#### [Problem statement]
Go through the data below and copy it exactly, skipping every picture.
· · · ·
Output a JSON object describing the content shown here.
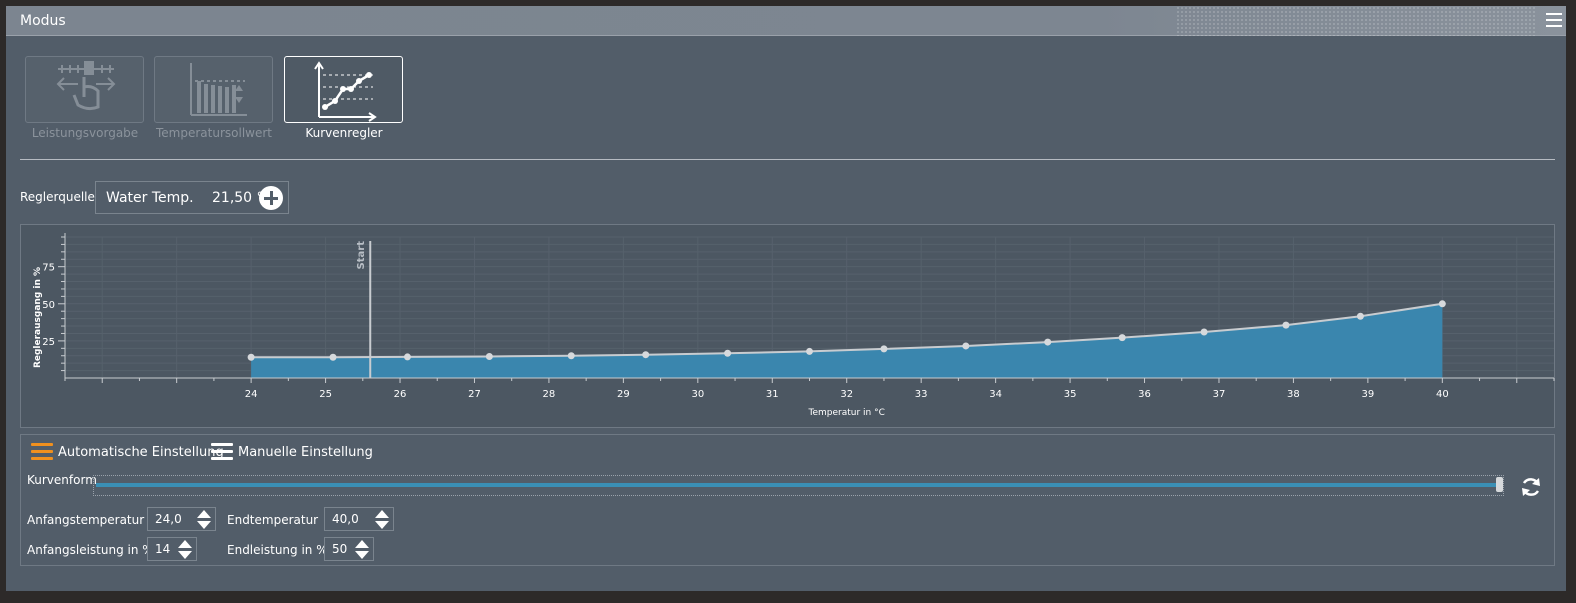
{
  "window": {
    "title": "Modus"
  },
  "modes": [
    {
      "label": "Leistungsvorgabe",
      "active": false
    },
    {
      "label": "Temperatursollwert",
      "active": false
    },
    {
      "label": "Kurvenregler",
      "active": true
    }
  ],
  "source": {
    "label": "Reglerquelle",
    "name": "Water Temp.",
    "value": "21,50 °C"
  },
  "chart_data": {
    "type": "area",
    "xlabel": "Temperatur in °C",
    "ylabel": "Reglerausgang in %",
    "xlim": [
      21.5,
      41.5
    ],
    "ylim": [
      0,
      95
    ],
    "x_ticks": [
      24,
      25,
      26,
      27,
      28,
      29,
      30,
      31,
      32,
      33,
      34,
      35,
      36,
      37,
      38,
      39,
      40
    ],
    "y_ticks": [
      25,
      50,
      75
    ],
    "x": [
      24,
      25.1,
      26.1,
      27.2,
      28.3,
      29.3,
      30.4,
      31.5,
      32.5,
      33.6,
      34.7,
      35.7,
      36.8,
      37.9,
      38.9,
      40
    ],
    "values": [
      14,
      14,
      14.2,
      14.5,
      15,
      15.7,
      16.7,
      17.9,
      19.6,
      21.6,
      24.2,
      27.2,
      31,
      35.6,
      41.6,
      50
    ],
    "start_marker": {
      "label": "Start",
      "x": 25.6
    },
    "grid": true,
    "colors": {
      "fill": "#3a86ae",
      "line": "#c8ccd0",
      "point": "#d6d9dc"
    }
  },
  "controls": {
    "auto_label": "Automatische Einstellung",
    "manual_label": "Manuelle Einstellung",
    "selected": "auto",
    "curve_label": "Kurvenform",
    "curve_value": 1.0,
    "start_temp_label": "Anfangstemperatur",
    "start_temp": "24,0",
    "end_temp_label": "Endtemperatur",
    "end_temp": "40,0",
    "start_power_label": "Anfangsleistung in %",
    "start_power": "14",
    "end_power_label": "Endleistung in %",
    "end_power": "50"
  },
  "colors": {
    "accent": "#f0901e",
    "panel": "#525d69",
    "fill": "#3a86ae"
  }
}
· · · ·
#### [Complete output]
Output a JSON object describing the content shown here.
{
  "window": {
    "title": "Modus"
  },
  "modes": [
    {
      "label": "Leistungsvorgabe",
      "active": false
    },
    {
      "label": "Temperatursollwert",
      "active": false
    },
    {
      "label": "Kurvenregler",
      "active": true
    }
  ],
  "source": {
    "label": "Reglerquelle",
    "name": "Water Temp.",
    "value": "21,50 °C"
  },
  "chart_data": {
    "type": "area",
    "xlabel": "Temperatur in °C",
    "ylabel": "Reglerausgang in %",
    "xlim": [
      21.5,
      41.5
    ],
    "ylim": [
      0,
      95
    ],
    "x_ticks": [
      24,
      25,
      26,
      27,
      28,
      29,
      30,
      31,
      32,
      33,
      34,
      35,
      36,
      37,
      38,
      39,
      40
    ],
    "y_ticks": [
      25,
      50,
      75
    ],
    "x": [
      24,
      25.1,
      26.1,
      27.2,
      28.3,
      29.3,
      30.4,
      31.5,
      32.5,
      33.6,
      34.7,
      35.7,
      36.8,
      37.9,
      38.9,
      40
    ],
    "values": [
      14,
      14,
      14.2,
      14.5,
      15,
      15.7,
      16.7,
      17.9,
      19.6,
      21.6,
      24.2,
      27.2,
      31,
      35.6,
      41.6,
      50
    ],
    "start_marker": {
      "label": "Start",
      "x": 25.6
    },
    "grid": true,
    "colors": {
      "fill": "#3a86ae",
      "line": "#c8ccd0",
      "point": "#d6d9dc"
    }
  },
  "controls": {
    "auto_label": "Automatische Einstellung",
    "manual_label": "Manuelle Einstellung",
    "selected": "auto",
    "curve_label": "Kurvenform",
    "curve_value": 1.0,
    "start_temp_label": "Anfangstemperatur",
    "start_temp": "24,0",
    "end_temp_label": "Endtemperatur",
    "end_temp": "40,0",
    "start_power_label": "Anfangsleistung in %",
    "start_power": "14",
    "end_power_label": "Endleistung in %",
    "end_power": "50"
  },
  "colors": {
    "accent": "#f0901e",
    "panel": "#525d69",
    "fill": "#3a86ae"
  }
}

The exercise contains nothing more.